= Problem details =
Write out each line of the material again, word for word.
--- begin Extracted information ---
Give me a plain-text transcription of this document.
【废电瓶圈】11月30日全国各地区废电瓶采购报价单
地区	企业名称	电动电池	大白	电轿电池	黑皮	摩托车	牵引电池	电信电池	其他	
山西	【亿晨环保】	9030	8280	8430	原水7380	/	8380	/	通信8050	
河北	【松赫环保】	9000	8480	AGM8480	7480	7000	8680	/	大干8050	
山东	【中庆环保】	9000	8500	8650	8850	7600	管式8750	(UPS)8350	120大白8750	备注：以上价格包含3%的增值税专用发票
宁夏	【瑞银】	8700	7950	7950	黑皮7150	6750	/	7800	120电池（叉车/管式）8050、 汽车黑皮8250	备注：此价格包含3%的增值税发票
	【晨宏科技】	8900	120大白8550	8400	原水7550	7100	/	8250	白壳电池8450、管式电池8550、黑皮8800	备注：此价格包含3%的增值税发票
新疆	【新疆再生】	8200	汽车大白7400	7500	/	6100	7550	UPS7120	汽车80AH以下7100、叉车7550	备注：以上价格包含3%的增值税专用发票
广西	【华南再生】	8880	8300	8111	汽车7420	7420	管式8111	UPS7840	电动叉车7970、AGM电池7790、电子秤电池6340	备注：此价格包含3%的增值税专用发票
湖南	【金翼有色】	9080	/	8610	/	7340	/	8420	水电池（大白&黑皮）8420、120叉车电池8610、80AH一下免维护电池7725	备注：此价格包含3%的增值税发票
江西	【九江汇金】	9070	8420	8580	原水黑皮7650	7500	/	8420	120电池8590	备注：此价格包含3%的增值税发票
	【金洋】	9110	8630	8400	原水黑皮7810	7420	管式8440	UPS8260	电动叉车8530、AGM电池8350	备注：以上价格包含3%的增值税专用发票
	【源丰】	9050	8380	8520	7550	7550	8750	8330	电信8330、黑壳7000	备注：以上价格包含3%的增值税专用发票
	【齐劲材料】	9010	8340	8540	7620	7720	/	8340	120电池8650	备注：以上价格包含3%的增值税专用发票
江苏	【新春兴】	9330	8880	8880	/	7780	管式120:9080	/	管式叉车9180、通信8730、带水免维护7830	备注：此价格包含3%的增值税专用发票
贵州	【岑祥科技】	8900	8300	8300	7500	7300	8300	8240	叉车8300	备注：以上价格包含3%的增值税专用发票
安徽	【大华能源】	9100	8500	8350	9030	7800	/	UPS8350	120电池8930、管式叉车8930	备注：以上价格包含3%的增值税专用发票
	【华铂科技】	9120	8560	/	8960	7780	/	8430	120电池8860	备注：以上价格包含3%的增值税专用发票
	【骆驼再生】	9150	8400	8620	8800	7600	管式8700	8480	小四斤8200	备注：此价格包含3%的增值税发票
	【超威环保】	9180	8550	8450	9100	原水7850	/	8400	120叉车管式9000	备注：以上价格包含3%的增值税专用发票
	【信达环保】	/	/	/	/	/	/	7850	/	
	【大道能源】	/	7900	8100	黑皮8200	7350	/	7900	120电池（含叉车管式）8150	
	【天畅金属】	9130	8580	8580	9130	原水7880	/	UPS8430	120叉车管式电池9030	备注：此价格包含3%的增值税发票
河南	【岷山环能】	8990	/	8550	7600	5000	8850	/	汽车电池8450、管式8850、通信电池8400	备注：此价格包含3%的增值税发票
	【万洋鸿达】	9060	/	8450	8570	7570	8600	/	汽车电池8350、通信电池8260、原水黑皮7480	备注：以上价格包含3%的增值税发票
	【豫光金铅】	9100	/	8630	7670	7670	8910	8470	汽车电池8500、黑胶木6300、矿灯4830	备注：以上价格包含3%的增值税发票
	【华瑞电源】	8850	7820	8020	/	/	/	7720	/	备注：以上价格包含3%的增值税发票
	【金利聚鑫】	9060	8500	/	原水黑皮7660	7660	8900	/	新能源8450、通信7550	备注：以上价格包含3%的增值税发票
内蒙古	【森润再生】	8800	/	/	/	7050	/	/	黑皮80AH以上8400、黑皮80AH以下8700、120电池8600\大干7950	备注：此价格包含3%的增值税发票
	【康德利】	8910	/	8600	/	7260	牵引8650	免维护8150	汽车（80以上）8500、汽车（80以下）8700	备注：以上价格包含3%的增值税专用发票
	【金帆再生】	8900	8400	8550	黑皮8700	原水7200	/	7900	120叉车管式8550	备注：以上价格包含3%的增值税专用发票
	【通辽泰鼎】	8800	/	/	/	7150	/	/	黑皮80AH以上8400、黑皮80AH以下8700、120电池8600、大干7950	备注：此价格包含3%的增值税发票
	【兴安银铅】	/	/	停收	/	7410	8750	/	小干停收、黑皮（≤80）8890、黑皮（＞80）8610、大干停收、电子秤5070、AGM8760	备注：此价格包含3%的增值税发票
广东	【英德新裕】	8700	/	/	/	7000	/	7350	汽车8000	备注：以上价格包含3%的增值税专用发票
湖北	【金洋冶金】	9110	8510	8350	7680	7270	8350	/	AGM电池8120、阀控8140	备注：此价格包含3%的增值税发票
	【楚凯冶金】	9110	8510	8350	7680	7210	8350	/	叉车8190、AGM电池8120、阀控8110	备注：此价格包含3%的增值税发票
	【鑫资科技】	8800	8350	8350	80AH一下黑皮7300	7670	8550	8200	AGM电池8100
--- end Extracted information ---
= Full response =
Give me a plain-text transcription of this document.
【废电瓶圈】11月30日全国各地区废电瓶采购报价单
地区	企业名称	电动电池	大白	电轿电池	黑皮	摩托车	牵引电池	电信电池	其他	
山西	【亿晨环保】	9030	8280	8430	原水7380	/	8380	/	通信8050	
河北	【松赫环保】	9000	8480	AGM8480	7480	7000	8680	/	大干8050	
山东	【中庆环保】	9000	8500	8650	8850	7600	管式8750	(UPS)8350	120大白8750	备注：以上价格包含3%的增值税专用发票
宁夏	【瑞银】	8700	7950	7950	黑皮7150	6750	/	7800	120电池（叉车/管式）8050、 汽车黑皮8250	备注：此价格包含3%的增值税发票
	【晨宏科技】	8900	120大白8550	8400	原水7550	7100	/	8250	白壳电池8450、管式电池8550、黑皮8800	备注：此价格包含3%的增值税发票
新疆	【新疆再生】	8200	汽车大白7400	7500	/	6100	7550	UPS7120	汽车80AH以下7100、叉车7550	备注：以上价格包含3%的增值税专用发票
广西	【华南再生】	8880	8300	8111	汽车7420	7420	管式8111	UPS7840	电动叉车7970、AGM电池7790、电子秤电池6340	备注：此价格包含3%的增值税专用发票
湖南	【金翼有色】	9080	/	8610	/	7340	/	8420	水电池（大白&黑皮）8420、120叉车电池8610、80AH一下免维护电池7725	备注：此价格包含3%的增值税发票
江西	【九江汇金】	9070	8420	8580	原水黑皮7650	7500	/	8420	120电池8590	备注：此价格包含3%的增值税发票
	【金洋】	9110	8630	8400	原水黑皮7810	7420	管式8440	UPS8260	电动叉车8530、AGM电池8350	备注：以上价格包含3%的增值税专用发票
	【源丰】	9050	8380	8520	7550	7550	8750	8330	电信8330、黑壳7000	备注：以上价格包含3%的增值税专用发票
	【齐劲材料】	9010	8340	8540	7620	7720	/	8340	120电池8650	备注：以上价格包含3%的增值税专用发票
江苏	【新春兴】	9330	8880	8880	/	7780	管式120:9080	/	管式叉车9180、通信8730、带水免维护7830	备注：此价格包含3%的增值税专用发票
贵州	【岑祥科技】	8900	8300	8300	7500	7300	8300	8240	叉车8300	备注：以上价格包含3%的增值税专用发票
安徽	【大华能源】	9100	8500	8350	9030	7800	/	UPS8350	120电池8930、管式叉车8930	备注：以上价格包含3%的增值税专用发票
	【华铂科技】	9120	8560	/	8960	7780	/	8430	120电池8860	备注：以上价格包含3%的增值税专用发票
	【骆驼再生】	9150	8400	8620	8800	7600	管式8700	8480	小四斤8200	备注：此价格包含3%的增值税发票
	【超威环保】	9180	8550	8450	9100	原水7850	/	8400	120叉车管式9000	备注：以上价格包含3%的增值税专用发票
	【信达环保】	/	/	/	/	/	/	7850	/	
	【大道能源】	/	7900	8100	黑皮8200	7350	/	7900	120电池（含叉车管式）8150	
	【天畅金属】	9130	8580	8580	9130	原水7880	/	UPS8430	120叉车管式电池9030	备注：此价格包含3%的增值税发票
河南	【岷山环能】	8990	/	8550	7600	5000	8850	/	汽车电池8450、管式8850、通信电池8400	备注：此价格包含3%的增值税发票
	【万洋鸿达】	9060	/	8450	8570	7570	8600	/	汽车电池8350、通信电池8260、原水黑皮7480	备注：以上价格包含3%的增值税发票
	【豫光金铅】	9100	/	8630	7670	7670	8910	8470	汽车电池8500、黑胶木6300、矿灯4830	备注：以上价格包含3%的增值税发票
	【华瑞电源】	8850	7820	8020	/	/	/	7720	/	备注：以上价格包含3%的增值税发票
	【金利聚鑫】	9060	8500	/	原水黑皮7660	7660	8900	/	新能源8450、通信7550	备注：以上价格包含3%的增值税发票
内蒙古	【森润再生】	8800	/	/	/	7050	/	/	黑皮80AH以上8400、黑皮80AH以下8700、120电池8600\大干7950	备注：此价格包含3%的增值税发票
	【康德利】	8910	/	8600	/	7260	牵引8650	免维护8150	汽车（80以上）8500、汽车（80以下）8700	备注：以上价格包含3%的增值税专用发票
	【金帆再生】	8900	8400	8550	黑皮8700	原水7200	/	7900	120叉车管式8550	备注：以上价格包含3%的增值税专用发票
	【通辽泰鼎】	8800	/	/	/	7150	/	/	黑皮80AH以上8400、黑皮80AH以下8700、120电池8600、大干7950	备注：此价格包含3%的增值税发票
	【兴安银铅】	/	/	停收	/	7410	8750	/	小干停收、黑皮（≤80）8890、黑皮（＞80）8610、大干停收、电子秤5070、AGM8760	备注：此价格包含3%的增值税发票
广东	【英德新裕】	8700	/	/	/	7000	/	7350	汽车8000	备注：以上价格包含3%的增值税专用发票
湖北	【金洋冶金】	9110	8510	8350	7680	7270	8350	/	AGM电池8120、阀控8140	备注：此价格包含3%的增值税发票
	【楚凯冶金】	9110	8510	8350	7680	7210	8350	/	叉车8190、AGM电池8120、阀控8110	备注：此价格包含3%的增值税发票
	【鑫资科技】	8800	8350	8350	80AH一下黑皮7300	7670	8550	8200	AGM电池8100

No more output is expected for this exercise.